→ **DATA IN THIS EXERCISE**

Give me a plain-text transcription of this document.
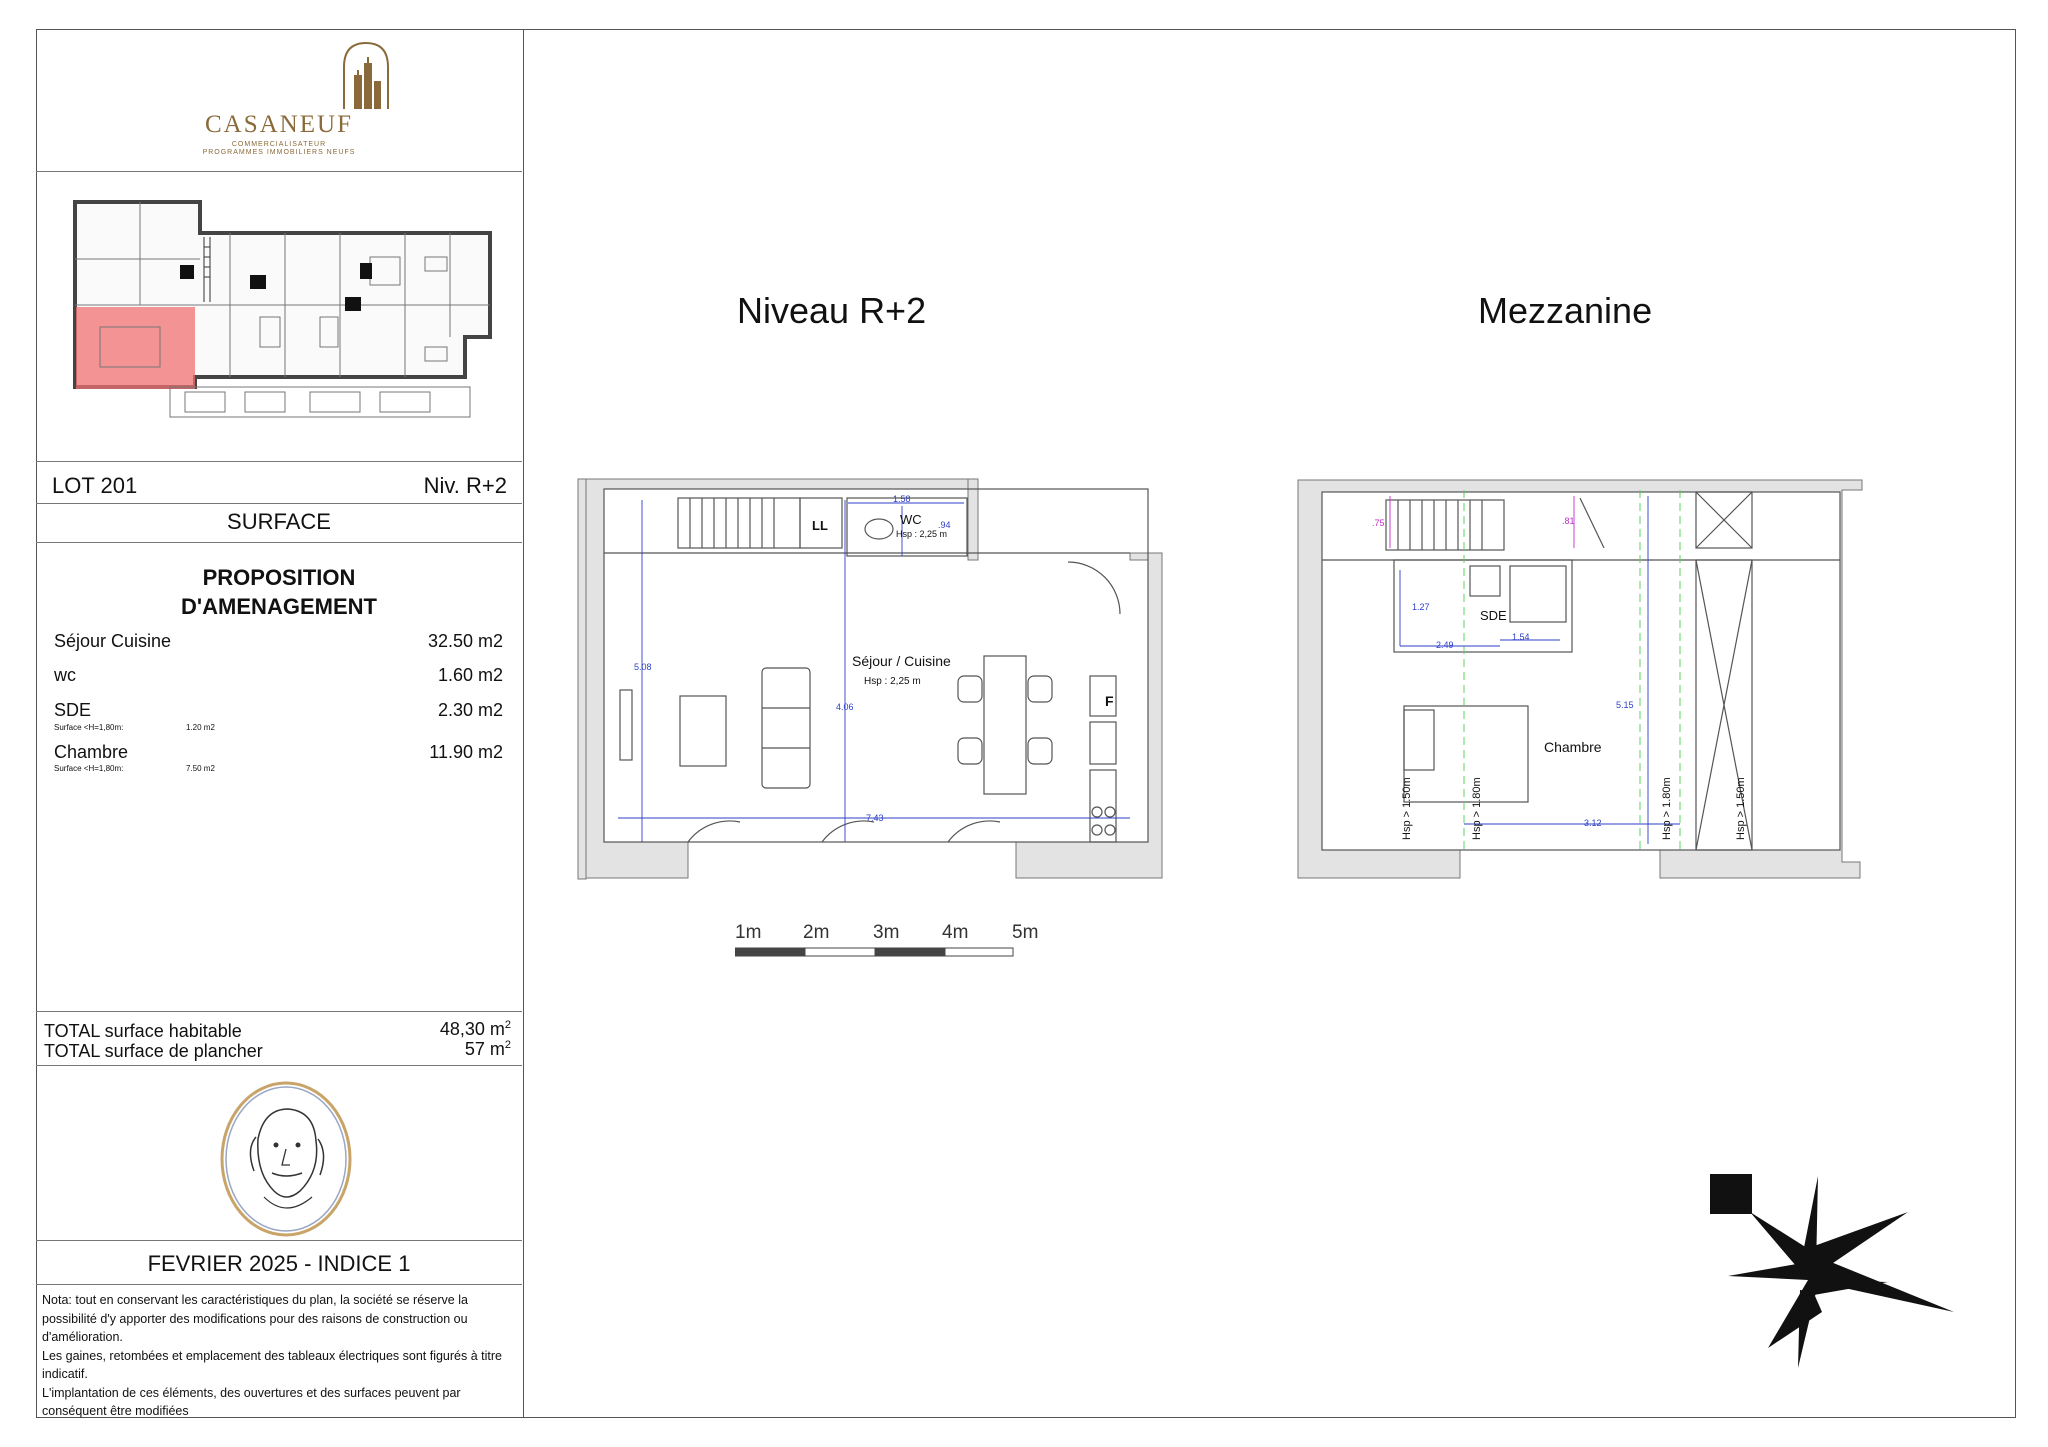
CASANEUF
COMMERCIALISATEUR
PROGRAMMES IMMOBILIERS NEUFS
LOT 201	Niv. R+2
SURFACE
PROPOSITION
D'AMENAGEMENT
Séjour Cuisine	32.50 m2
wc	1.60 m2
SDE	2.30 m2
Surface <H=1,80m:	1.20 m2
Chambre	11.90 m2
Surface <H=1,80m:	7.50 m2
TOTAL surface habitable	48,30 $m^2$
TOTAL surface de plancher	57 $m^2$
FEVRIER 2025 - INDICE 1
Nota: tout en conservant les caractéristiques du plan, la société se réserve la possibilité d'y apporter des modifications pour des raisons de construction ou d'amélioration.
Les gaines, retombées et emplacement des tableaux électriques sont figurés à titre indicatif.
L'implantation de ces éléments, des ouvertures et des surfaces peuvent par conséquent être modifiées
Niveau R+2	Mezzanine
Séjour / Cuisine
Hsp : 2,25 m
WC
Hsp : 2,25 m
LL
F
1.58
.94
5.08
4.06
7.43
Chambre
SDE
.75	.81
1.27
2.49
1.54
5.15
3.12
Hsp > 1.50m	Hsp > 1.80m	Hsp > 1.80m	Hsp > 1.50m
1m 2m 3m 4m 5m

→ **YOUR GOAL**
All of the material above is to be copied exactly, except for its images.

→ **WRITTEN RESPONSE**
Give me a plain-text transcription of this document.
CASANEUF
COMMERCIALISATEUR
PROGRAMMES IMMOBILIERS NEUFS
LOT 201	Niv. R+2
SURFACE
PROPOSITION
D'AMENAGEMENT
Séjour Cuisine	32.50 m2
wc	1.60 m2
SDE	2.30 m2
Surface <H=1,80m:	1.20 m2
Chambre	11.90 m2
Surface <H=1,80m:	7.50 m2
TOTAL surface habitable	48,30 $m^2$
TOTAL surface de plancher	57 $m^2$
FEVRIER 2025 - INDICE 1
Nota: tout en conservant les caractéristiques du plan, la société se réserve la possibilité d'y apporter des modifications pour des raisons de construction ou d'amélioration.
Les gaines, retombées et emplacement des tableaux électriques sont figurés à titre indicatif.
L'implantation de ces éléments, des ouvertures et des surfaces peuvent par conséquent être modifiées
Niveau R+2	Mezzanine
Séjour / Cuisine
Hsp : 2,25 m
WC
Hsp : 2,25 m
LL
F
1.58
.94
5.08
4.06
7.43
Chambre
SDE
.75	.81
1.27
2.49
1.54
5.15
3.12
Hsp > 1.50m	Hsp > 1.80m	Hsp > 1.80m	Hsp > 1.50m
1m 2m 3m 4m 5m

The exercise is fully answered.